— Begin SOURCE DATA —
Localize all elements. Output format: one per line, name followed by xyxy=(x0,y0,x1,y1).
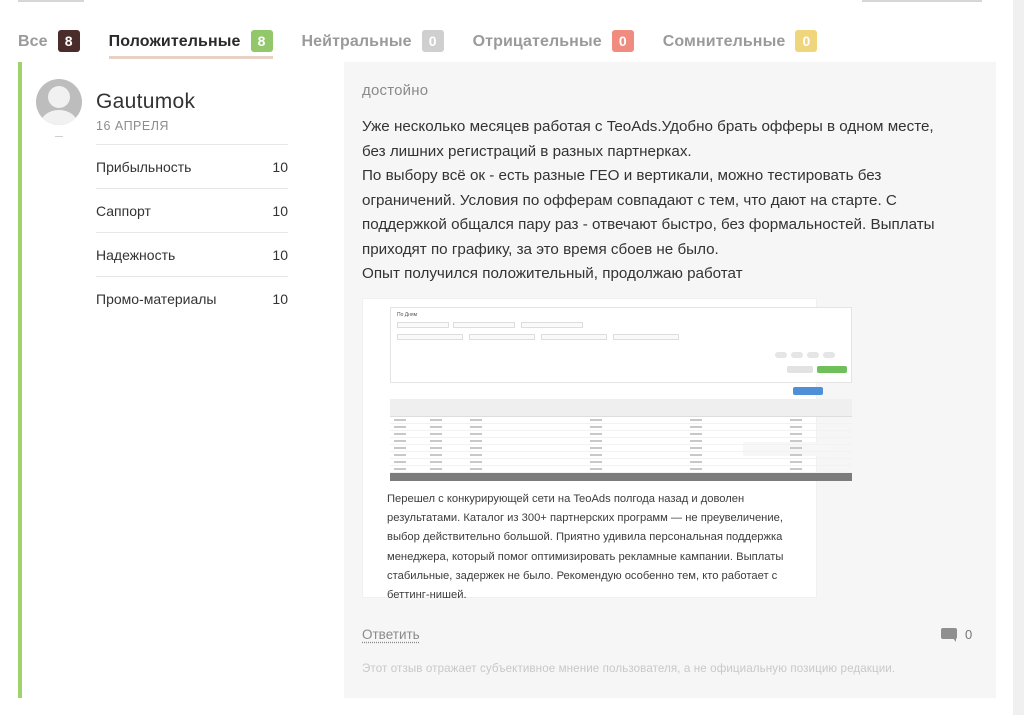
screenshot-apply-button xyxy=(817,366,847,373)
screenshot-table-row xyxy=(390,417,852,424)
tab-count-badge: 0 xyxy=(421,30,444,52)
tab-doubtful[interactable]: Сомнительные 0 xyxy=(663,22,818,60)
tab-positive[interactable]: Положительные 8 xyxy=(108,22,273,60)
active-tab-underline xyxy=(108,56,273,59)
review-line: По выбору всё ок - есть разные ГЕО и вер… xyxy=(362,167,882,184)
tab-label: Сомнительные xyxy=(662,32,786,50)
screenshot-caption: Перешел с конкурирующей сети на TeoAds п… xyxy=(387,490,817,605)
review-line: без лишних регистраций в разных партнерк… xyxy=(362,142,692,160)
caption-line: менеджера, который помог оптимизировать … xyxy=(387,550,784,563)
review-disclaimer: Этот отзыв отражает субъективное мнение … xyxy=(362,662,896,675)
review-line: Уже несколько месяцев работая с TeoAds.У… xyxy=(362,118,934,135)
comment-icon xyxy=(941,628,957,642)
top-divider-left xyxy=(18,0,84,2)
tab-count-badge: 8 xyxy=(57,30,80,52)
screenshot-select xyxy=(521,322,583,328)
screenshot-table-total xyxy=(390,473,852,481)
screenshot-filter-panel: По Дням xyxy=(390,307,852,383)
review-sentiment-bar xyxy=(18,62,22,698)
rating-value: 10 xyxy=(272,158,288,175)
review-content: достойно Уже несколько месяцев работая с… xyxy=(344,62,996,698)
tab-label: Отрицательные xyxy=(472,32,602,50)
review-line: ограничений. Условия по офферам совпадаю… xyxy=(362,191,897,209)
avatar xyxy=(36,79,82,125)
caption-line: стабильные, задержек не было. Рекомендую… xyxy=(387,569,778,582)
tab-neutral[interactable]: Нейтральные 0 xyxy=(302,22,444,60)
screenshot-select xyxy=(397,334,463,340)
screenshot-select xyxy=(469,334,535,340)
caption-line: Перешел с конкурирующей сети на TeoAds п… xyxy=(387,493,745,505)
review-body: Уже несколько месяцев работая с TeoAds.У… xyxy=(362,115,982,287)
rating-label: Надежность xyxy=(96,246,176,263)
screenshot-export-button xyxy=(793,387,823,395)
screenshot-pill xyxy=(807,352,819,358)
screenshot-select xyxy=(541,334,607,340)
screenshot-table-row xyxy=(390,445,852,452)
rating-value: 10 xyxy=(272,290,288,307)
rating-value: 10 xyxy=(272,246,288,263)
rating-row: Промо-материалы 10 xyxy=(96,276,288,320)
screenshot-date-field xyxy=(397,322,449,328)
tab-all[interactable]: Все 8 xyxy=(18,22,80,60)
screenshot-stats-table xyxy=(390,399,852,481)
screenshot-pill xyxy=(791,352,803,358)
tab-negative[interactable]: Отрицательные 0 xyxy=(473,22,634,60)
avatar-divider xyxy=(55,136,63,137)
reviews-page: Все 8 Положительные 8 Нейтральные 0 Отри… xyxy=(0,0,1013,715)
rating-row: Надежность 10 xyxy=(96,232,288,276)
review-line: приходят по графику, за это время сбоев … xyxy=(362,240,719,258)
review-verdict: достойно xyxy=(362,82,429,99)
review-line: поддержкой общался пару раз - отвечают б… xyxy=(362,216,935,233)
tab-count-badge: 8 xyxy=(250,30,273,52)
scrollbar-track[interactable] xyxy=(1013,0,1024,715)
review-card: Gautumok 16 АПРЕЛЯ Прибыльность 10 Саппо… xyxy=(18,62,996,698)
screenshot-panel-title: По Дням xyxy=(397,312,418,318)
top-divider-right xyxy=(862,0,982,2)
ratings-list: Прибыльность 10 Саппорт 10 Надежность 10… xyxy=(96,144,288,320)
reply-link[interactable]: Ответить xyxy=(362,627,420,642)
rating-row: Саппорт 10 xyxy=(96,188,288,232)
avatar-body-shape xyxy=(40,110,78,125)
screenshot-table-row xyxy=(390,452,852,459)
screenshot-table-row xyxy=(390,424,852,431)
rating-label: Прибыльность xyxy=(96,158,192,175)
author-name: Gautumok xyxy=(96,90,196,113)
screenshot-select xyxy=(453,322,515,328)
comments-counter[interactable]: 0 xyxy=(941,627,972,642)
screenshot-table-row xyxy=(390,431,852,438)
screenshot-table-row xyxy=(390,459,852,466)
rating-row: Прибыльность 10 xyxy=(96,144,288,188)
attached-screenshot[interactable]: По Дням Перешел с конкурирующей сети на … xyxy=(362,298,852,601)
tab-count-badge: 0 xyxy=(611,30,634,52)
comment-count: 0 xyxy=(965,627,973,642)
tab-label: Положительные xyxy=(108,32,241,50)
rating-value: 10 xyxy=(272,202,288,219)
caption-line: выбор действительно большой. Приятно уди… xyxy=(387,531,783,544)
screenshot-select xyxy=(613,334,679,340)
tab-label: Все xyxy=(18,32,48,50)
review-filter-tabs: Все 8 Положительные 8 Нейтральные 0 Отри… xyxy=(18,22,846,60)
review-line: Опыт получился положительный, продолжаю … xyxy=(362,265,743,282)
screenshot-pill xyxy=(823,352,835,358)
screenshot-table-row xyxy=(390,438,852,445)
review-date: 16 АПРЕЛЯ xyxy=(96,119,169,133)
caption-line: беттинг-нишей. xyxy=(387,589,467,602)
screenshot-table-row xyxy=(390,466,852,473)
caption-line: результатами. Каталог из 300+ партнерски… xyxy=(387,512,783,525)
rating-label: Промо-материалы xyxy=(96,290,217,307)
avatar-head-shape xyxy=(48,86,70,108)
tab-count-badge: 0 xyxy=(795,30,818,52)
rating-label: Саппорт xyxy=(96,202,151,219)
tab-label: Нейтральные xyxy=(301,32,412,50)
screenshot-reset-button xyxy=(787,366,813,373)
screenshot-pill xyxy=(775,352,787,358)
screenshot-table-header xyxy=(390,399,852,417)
— End SOURCE DATA —
- [GIVEN EXERCISE] Extract every line of the material above verbatim, leaving out the picture.

- [SOLUTION FOR THIS PROBLEM]
Localize all elements. Output format: one per line, name followed by xyxy=(x0,y0,x1,y1).
screenshot-apply-button xyxy=(817,366,847,373)
screenshot-table-row xyxy=(390,417,852,424)
tab-count-badge: 0 xyxy=(421,30,444,52)
tab-doubtful[interactable]: Сомнительные 0 xyxy=(663,22,818,60)
tab-positive[interactable]: Положительные 8 xyxy=(108,22,273,60)
active-tab-underline xyxy=(108,56,273,59)
review-line: По выбору всё ок - есть разные ГЕО и вер… xyxy=(362,167,882,184)
tab-label: Сомнительные xyxy=(662,32,786,50)
screenshot-caption: Перешел с конкурирующей сети на TeoAds п… xyxy=(387,490,817,605)
review-line: без лишних регистраций в разных партнерк… xyxy=(362,142,692,160)
caption-line: менеджера, который помог оптимизировать … xyxy=(387,550,784,563)
review-disclaimer: Этот отзыв отражает субъективное мнение … xyxy=(362,662,896,675)
review-line: Уже несколько месяцев работая с TeoAds.У… xyxy=(362,118,934,135)
comment-icon xyxy=(941,628,957,642)
top-divider-left xyxy=(18,0,84,2)
tab-count-badge: 8 xyxy=(57,30,80,52)
screenshot-select xyxy=(521,322,583,328)
screenshot-table-total xyxy=(390,473,852,481)
screenshot-filter-panel: По Дням xyxy=(390,307,852,383)
review-sentiment-bar xyxy=(18,62,22,698)
rating-value: 10 xyxy=(272,158,288,175)
review-content: достойно Уже несколько месяцев работая с… xyxy=(344,62,996,698)
tab-label: Отрицательные xyxy=(472,32,602,50)
review-line: ограничений. Условия по офферам совпадаю… xyxy=(362,191,897,209)
avatar xyxy=(36,79,82,125)
caption-line: стабильные, задержек не было. Рекомендую… xyxy=(387,569,778,582)
tab-neutral[interactable]: Нейтральные 0 xyxy=(302,22,444,60)
screenshot-select xyxy=(397,334,463,340)
screenshot-select xyxy=(469,334,535,340)
caption-line: Перешел с конкурирующей сети на TeoAds п… xyxy=(387,493,745,505)
review-body: Уже несколько месяцев работая с TeoAds.У… xyxy=(362,115,982,287)
rating-label: Надежность xyxy=(96,246,176,263)
screenshot-export-button xyxy=(793,387,823,395)
screenshot-pill xyxy=(807,352,819,358)
screenshot-select xyxy=(541,334,607,340)
screenshot-table-row xyxy=(390,445,852,452)
rating-value: 10 xyxy=(272,290,288,307)
rating-value: 10 xyxy=(272,246,288,263)
rating-row: Промо-материалы 10 xyxy=(96,276,288,320)
screenshot-date-field xyxy=(397,322,449,328)
tab-all[interactable]: Все 8 xyxy=(18,22,80,60)
screenshot-stats-table xyxy=(390,399,852,481)
screenshot-pill xyxy=(791,352,803,358)
tab-negative[interactable]: Отрицательные 0 xyxy=(473,22,634,60)
avatar-divider xyxy=(55,136,63,137)
reviews-page: Все 8 Положительные 8 Нейтральные 0 Отри… xyxy=(0,0,1013,715)
rating-row: Надежность 10 xyxy=(96,232,288,276)
review-line: приходят по графику, за это время сбоев … xyxy=(362,240,719,258)
review-verdict: достойно xyxy=(362,82,429,99)
review-line: поддержкой общался пару раз - отвечают б… xyxy=(362,216,935,233)
tab-count-badge: 8 xyxy=(250,30,273,52)
scrollbar-track[interactable] xyxy=(1013,0,1024,715)
review-card: Gautumok 16 АПРЕЛЯ Прибыльность 10 Саппо… xyxy=(18,62,996,698)
screenshot-panel-title: По Дням xyxy=(397,312,418,318)
top-divider-right xyxy=(862,0,982,2)
ratings-list: Прибыльность 10 Саппорт 10 Надежность 10… xyxy=(96,144,288,320)
reply-link[interactable]: Ответить xyxy=(362,627,420,642)
rating-row: Саппорт 10 xyxy=(96,188,288,232)
avatar-body-shape xyxy=(40,110,78,125)
screenshot-table-row xyxy=(390,452,852,459)
screenshot-table-row xyxy=(390,424,852,431)
rating-label: Прибыльность xyxy=(96,158,192,175)
author-name: Gautumok xyxy=(96,90,196,113)
screenshot-select xyxy=(453,322,515,328)
comments-counter[interactable]: 0 xyxy=(941,627,972,642)
screenshot-table-row xyxy=(390,431,852,438)
screenshot-table-row xyxy=(390,459,852,466)
rating-row: Прибыльность 10 xyxy=(96,144,288,188)
attached-screenshot[interactable]: По Дням Перешел с конкурирующей сети на … xyxy=(362,298,852,601)
tab-count-badge: 0 xyxy=(611,30,634,52)
comment-count: 0 xyxy=(965,627,973,642)
tab-label: Положительные xyxy=(108,32,241,50)
rating-value: 10 xyxy=(272,202,288,219)
caption-line: выбор действительно большой. Приятно уди… xyxy=(387,531,783,544)
screenshot-select xyxy=(613,334,679,340)
tab-label: Все xyxy=(18,32,48,50)
review-filter-tabs: Все 8 Положительные 8 Нейтральные 0 Отри… xyxy=(18,22,846,60)
review-line: Опыт получился положительный, продолжаю … xyxy=(362,265,743,282)
screenshot-pill xyxy=(823,352,835,358)
screenshot-table-row xyxy=(390,438,852,445)
review-date: 16 АПРЕЛЯ xyxy=(96,119,169,133)
caption-line: беттинг-нишей. xyxy=(387,589,467,602)
screenshot-table-row xyxy=(390,466,852,473)
caption-line: результатами. Каталог из 300+ партнерски… xyxy=(387,512,783,525)
rating-label: Промо-материалы xyxy=(96,290,217,307)
avatar-head-shape xyxy=(48,86,70,108)
tab-count-badge: 0 xyxy=(795,30,818,52)
rating-label: Саппорт xyxy=(96,202,151,219)
tab-label: Нейтральные xyxy=(301,32,412,50)
screenshot-reset-button xyxy=(787,366,813,373)
screenshot-pill xyxy=(775,352,787,358)
screenshot-table-header xyxy=(390,399,852,417)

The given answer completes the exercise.